== Data for the task ==

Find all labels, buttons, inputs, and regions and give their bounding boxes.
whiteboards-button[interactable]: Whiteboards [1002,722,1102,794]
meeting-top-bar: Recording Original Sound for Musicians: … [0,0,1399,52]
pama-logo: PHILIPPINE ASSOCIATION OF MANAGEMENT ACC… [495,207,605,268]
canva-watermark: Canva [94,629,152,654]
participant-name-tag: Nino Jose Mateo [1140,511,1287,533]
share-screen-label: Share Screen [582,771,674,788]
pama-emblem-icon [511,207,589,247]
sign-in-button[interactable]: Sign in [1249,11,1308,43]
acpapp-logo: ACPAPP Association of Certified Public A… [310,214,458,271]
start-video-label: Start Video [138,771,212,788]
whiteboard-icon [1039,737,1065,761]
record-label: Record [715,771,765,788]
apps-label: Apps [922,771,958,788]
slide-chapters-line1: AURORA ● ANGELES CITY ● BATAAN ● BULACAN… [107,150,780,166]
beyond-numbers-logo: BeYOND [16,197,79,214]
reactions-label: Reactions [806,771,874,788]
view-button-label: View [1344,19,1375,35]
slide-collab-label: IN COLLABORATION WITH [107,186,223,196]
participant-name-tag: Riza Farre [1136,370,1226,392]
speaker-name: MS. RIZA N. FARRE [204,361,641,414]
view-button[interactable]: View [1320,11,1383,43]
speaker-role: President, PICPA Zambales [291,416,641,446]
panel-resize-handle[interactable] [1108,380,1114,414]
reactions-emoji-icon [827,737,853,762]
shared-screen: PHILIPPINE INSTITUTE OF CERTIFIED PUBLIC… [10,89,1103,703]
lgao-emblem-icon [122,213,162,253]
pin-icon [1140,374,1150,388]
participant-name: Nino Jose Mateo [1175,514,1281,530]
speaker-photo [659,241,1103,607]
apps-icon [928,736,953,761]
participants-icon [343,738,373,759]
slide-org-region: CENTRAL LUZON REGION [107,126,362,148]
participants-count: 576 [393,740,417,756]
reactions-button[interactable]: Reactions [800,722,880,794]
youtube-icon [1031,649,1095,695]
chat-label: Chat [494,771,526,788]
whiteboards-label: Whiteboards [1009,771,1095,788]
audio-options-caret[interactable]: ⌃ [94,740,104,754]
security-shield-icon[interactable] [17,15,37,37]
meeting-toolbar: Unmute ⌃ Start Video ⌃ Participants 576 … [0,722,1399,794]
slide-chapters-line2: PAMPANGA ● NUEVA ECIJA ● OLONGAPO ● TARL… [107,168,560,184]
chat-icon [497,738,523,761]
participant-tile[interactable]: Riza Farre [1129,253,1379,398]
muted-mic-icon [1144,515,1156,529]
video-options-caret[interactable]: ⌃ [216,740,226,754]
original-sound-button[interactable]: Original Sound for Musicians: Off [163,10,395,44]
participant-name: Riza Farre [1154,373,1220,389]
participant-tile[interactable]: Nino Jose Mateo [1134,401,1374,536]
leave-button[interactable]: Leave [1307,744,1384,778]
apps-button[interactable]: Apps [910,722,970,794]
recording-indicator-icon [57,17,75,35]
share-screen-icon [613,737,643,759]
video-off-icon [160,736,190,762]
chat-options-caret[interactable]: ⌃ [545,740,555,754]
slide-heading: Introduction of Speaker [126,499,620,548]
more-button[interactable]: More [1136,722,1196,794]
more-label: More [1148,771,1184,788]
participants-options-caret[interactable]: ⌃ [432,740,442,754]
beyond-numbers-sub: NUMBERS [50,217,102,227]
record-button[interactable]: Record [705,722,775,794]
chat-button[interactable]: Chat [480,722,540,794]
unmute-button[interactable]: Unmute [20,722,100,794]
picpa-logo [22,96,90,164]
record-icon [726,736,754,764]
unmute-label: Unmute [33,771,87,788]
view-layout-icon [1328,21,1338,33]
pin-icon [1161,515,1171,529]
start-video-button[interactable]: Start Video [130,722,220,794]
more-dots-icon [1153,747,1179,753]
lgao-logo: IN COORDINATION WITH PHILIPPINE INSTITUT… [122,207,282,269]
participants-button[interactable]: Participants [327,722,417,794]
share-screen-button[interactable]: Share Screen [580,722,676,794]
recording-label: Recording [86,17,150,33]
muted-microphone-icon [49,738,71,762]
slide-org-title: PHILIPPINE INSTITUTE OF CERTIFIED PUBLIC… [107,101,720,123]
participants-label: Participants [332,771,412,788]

===

• [Set problem]: Reproduce the material above line for line, leaving every character unchanged.

• [Result of this exercise]:
Find all labels, buttons, inputs, and regions and give their bounding boxes.
whiteboards-button[interactable]: Whiteboards [1002,722,1102,794]
meeting-top-bar: Recording Original Sound for Musicians: … [0,0,1399,52]
pama-logo: PHILIPPINE ASSOCIATION OF MANAGEMENT ACC… [495,207,605,268]
canva-watermark: Canva [94,629,152,654]
participant-name-tag: Nino Jose Mateo [1140,511,1287,533]
share-screen-label: Share Screen [582,771,674,788]
pama-emblem-icon [511,207,589,247]
sign-in-button[interactable]: Sign in [1249,11,1308,43]
acpapp-logo: ACPAPP Association of Certified Public A… [310,214,458,271]
start-video-label: Start Video [138,771,212,788]
whiteboard-icon [1039,737,1065,761]
record-label: Record [715,771,765,788]
apps-label: Apps [922,771,958,788]
slide-chapters-line1: AURORA ● ANGELES CITY ● BATAAN ● BULACAN… [107,150,780,166]
beyond-numbers-logo: BeYOND [16,197,79,214]
reactions-label: Reactions [806,771,874,788]
view-button-label: View [1344,19,1375,35]
slide-collab-label: IN COLLABORATION WITH [107,186,223,196]
participant-name-tag: Riza Farre [1136,370,1226,392]
speaker-name: MS. RIZA N. FARRE [204,361,641,414]
view-button[interactable]: View [1320,11,1383,43]
speaker-role: President, PICPA Zambales [291,416,641,446]
panel-resize-handle[interactable] [1108,380,1114,414]
reactions-emoji-icon [827,737,853,762]
shared-screen: PHILIPPINE INSTITUTE OF CERTIFIED PUBLIC… [10,89,1103,703]
lgao-emblem-icon [122,213,162,253]
pin-icon [1140,374,1150,388]
participant-name: Nino Jose Mateo [1175,514,1281,530]
speaker-photo [659,241,1103,607]
apps-icon [928,736,953,761]
participants-icon [343,738,373,759]
slide-org-region: CENTRAL LUZON REGION [107,126,362,148]
participants-count: 576 [393,740,417,756]
reactions-button[interactable]: Reactions [800,722,880,794]
youtube-icon [1031,649,1095,695]
chat-label: Chat [494,771,526,788]
whiteboards-label: Whiteboards [1009,771,1095,788]
audio-options-caret[interactable]: ⌃ [94,740,104,754]
security-shield-icon[interactable] [17,15,37,37]
meeting-toolbar: Unmute ⌃ Start Video ⌃ Participants 576 … [0,722,1399,794]
slide-chapters-line2: PAMPANGA ● NUEVA ECIJA ● OLONGAPO ● TARL… [107,168,560,184]
chat-icon [497,738,523,761]
participant-tile[interactable]: Riza Farre [1129,253,1379,398]
muted-mic-icon [1144,515,1156,529]
video-options-caret[interactable]: ⌃ [216,740,226,754]
original-sound-button[interactable]: Original Sound for Musicians: Off [163,10,395,44]
participant-name: Riza Farre [1154,373,1220,389]
participant-tile[interactable]: Nino Jose Mateo [1134,401,1374,536]
leave-button[interactable]: Leave [1307,744,1384,778]
apps-button[interactable]: Apps [910,722,970,794]
recording-indicator-icon [57,17,75,35]
share-screen-icon [613,737,643,759]
video-off-icon [160,736,190,762]
chat-options-caret[interactable]: ⌃ [545,740,555,754]
slide-heading: Introduction of Speaker [126,499,620,548]
more-button[interactable]: More [1136,722,1196,794]
more-label: More [1148,771,1184,788]
participants-options-caret[interactable]: ⌃ [432,740,442,754]
beyond-numbers-sub: NUMBERS [50,217,102,227]
record-button[interactable]: Record [705,722,775,794]
chat-button[interactable]: Chat [480,722,540,794]
unmute-button[interactable]: Unmute [20,722,100,794]
picpa-logo [22,96,90,164]
record-icon [726,736,754,764]
unmute-label: Unmute [33,771,87,788]
view-layout-icon [1328,21,1338,33]
pin-icon [1161,515,1171,529]
start-video-button[interactable]: Start Video [130,722,220,794]
more-dots-icon [1153,747,1179,753]
lgao-logo: IN COORDINATION WITH PHILIPPINE INSTITUT… [122,207,282,269]
participants-button[interactable]: Participants [327,722,417,794]
share-screen-button[interactable]: Share Screen [580,722,676,794]
recording-label: Recording [86,17,150,33]
muted-microphone-icon [49,738,71,762]
slide-org-title: PHILIPPINE INSTITUTE OF CERTIFIED PUBLIC… [107,101,720,123]
participants-label: Participants [332,771,412,788]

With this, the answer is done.